Task details –
Every line below that holds the string "then" should be copied out.
[Begin Extracted data]
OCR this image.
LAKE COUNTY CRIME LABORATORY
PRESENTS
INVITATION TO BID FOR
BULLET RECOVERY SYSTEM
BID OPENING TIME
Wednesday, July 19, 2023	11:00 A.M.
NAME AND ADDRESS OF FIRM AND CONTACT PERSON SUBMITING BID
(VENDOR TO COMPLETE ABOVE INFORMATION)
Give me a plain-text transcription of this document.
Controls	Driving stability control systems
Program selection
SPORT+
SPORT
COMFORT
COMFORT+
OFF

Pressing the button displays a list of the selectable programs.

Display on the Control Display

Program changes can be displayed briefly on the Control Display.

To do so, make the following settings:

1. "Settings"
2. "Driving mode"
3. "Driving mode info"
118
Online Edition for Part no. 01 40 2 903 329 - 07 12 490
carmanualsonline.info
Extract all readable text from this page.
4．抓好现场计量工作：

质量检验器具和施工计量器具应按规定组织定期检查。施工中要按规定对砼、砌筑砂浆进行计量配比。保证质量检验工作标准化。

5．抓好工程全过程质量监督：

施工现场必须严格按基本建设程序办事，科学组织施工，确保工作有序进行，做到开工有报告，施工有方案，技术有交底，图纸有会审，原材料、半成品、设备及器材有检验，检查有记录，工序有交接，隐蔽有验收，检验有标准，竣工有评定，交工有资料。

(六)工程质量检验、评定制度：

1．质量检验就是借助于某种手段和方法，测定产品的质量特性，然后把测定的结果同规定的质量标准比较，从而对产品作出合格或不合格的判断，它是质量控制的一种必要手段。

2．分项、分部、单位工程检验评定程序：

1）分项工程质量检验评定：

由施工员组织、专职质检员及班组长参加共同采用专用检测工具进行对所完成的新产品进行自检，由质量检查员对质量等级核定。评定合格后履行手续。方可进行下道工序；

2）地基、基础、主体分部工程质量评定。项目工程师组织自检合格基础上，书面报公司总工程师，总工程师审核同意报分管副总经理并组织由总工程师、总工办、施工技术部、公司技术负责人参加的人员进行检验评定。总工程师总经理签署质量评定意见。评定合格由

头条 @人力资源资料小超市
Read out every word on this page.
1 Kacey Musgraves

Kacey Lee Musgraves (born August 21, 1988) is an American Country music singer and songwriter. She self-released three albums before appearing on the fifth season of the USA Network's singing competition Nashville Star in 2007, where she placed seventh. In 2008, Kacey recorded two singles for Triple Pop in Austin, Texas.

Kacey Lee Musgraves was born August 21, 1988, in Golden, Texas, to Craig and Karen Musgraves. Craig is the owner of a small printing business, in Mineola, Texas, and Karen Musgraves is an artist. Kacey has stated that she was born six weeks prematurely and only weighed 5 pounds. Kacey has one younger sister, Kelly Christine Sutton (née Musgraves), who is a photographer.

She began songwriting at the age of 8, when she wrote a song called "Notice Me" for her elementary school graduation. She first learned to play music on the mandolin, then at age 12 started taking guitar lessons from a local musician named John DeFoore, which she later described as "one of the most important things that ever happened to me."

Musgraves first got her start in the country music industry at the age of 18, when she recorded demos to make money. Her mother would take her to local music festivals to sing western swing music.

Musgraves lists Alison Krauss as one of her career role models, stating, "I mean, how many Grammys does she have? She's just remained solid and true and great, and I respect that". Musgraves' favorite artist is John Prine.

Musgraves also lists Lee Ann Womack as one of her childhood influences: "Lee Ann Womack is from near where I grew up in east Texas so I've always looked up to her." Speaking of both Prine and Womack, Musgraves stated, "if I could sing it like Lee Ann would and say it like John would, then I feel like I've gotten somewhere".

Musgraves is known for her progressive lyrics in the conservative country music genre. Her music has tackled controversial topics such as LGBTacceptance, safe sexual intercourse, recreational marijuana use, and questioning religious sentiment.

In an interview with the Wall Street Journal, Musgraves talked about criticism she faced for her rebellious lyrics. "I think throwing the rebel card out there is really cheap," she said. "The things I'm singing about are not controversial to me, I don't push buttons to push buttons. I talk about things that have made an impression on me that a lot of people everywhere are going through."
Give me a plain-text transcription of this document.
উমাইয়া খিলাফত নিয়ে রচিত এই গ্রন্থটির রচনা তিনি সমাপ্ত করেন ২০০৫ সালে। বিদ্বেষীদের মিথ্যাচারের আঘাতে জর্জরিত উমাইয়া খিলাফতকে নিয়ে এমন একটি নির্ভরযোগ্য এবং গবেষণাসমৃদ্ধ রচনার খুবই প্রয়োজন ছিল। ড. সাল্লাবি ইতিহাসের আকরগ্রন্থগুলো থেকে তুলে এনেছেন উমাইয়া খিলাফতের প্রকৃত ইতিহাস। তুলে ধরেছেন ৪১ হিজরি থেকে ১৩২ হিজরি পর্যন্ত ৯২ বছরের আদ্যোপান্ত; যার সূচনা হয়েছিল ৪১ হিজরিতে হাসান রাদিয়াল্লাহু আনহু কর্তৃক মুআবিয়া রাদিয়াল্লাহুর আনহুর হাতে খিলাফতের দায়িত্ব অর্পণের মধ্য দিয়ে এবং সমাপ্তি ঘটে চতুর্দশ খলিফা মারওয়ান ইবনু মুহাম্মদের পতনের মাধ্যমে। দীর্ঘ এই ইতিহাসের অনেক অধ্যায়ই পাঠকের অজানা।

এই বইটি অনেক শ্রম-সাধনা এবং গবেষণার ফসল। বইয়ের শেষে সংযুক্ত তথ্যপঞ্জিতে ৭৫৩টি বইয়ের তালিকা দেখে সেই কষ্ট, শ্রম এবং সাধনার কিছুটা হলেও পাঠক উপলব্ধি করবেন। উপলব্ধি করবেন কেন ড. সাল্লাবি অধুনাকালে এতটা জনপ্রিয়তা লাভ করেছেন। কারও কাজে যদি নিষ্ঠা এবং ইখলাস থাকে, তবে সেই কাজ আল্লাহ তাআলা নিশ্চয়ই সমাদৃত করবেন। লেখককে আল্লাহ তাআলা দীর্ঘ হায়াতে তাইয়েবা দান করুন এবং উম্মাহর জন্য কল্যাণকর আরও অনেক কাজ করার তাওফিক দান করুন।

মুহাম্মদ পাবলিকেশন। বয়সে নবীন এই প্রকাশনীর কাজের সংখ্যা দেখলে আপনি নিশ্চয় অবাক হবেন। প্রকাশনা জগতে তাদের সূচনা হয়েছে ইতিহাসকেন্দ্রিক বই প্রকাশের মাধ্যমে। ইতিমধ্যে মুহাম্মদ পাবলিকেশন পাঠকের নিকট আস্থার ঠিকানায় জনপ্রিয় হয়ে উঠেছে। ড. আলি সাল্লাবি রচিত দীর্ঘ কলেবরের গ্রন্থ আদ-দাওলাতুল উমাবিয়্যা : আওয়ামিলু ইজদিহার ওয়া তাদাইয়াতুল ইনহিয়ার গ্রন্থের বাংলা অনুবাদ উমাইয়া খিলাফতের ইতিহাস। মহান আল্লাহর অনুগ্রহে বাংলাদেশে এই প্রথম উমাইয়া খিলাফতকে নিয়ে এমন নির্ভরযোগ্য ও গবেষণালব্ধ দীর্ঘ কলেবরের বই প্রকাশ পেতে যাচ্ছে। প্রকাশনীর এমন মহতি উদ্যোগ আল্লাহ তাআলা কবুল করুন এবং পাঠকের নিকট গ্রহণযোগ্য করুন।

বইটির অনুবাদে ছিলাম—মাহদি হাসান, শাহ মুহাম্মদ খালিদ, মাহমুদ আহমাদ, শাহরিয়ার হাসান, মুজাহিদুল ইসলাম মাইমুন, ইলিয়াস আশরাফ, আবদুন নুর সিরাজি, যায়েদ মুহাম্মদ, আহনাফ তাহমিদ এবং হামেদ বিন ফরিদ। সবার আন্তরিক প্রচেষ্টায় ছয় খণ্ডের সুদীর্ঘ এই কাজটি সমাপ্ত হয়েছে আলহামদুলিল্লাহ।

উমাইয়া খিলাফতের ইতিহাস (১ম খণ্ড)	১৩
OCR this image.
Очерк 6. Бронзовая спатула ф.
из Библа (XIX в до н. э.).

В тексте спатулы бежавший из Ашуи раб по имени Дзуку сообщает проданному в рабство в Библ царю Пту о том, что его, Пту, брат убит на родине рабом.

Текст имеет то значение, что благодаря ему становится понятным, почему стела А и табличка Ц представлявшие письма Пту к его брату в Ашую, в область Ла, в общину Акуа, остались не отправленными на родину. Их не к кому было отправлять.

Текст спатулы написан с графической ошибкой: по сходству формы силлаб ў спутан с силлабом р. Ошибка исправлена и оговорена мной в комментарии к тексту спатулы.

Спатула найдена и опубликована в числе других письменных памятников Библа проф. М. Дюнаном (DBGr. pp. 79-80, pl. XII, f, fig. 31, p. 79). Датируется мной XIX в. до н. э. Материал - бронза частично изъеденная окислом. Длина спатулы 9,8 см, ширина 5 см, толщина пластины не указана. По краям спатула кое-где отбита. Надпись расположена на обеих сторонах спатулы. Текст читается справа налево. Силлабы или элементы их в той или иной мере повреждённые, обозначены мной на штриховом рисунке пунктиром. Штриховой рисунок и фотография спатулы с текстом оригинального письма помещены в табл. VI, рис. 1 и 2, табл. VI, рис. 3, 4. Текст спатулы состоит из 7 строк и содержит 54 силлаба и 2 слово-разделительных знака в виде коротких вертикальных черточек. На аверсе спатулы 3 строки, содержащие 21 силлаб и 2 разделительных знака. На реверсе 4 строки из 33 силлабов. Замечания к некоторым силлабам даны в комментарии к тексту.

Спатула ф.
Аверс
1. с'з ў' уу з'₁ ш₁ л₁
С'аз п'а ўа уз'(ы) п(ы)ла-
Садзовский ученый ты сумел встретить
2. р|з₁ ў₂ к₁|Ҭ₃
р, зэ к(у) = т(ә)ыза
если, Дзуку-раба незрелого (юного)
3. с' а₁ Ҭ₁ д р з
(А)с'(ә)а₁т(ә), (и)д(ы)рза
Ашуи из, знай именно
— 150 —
[End Extracted data]
Output of the exercise –
She began songwriting at the age of 8, when she wrote a song called "Notice Me" for her elementary school graduation. She first learned to play music on the mandolin, then at age 12 started taking guitar lessons from a local musician named John DeFoore, which she later described as "one of the most important things that ever happened to me."
Musgraves also lists Lee Ann Womack as one of her childhood influences: "Lee Ann Womack is from near where I grew up in east Texas so I've always looked up to her." Speaking of both Prine and Womack, Musgraves stated, "if I could sing it like Lee Ann would and say it like John would, then I feel like I've gotten somewhere".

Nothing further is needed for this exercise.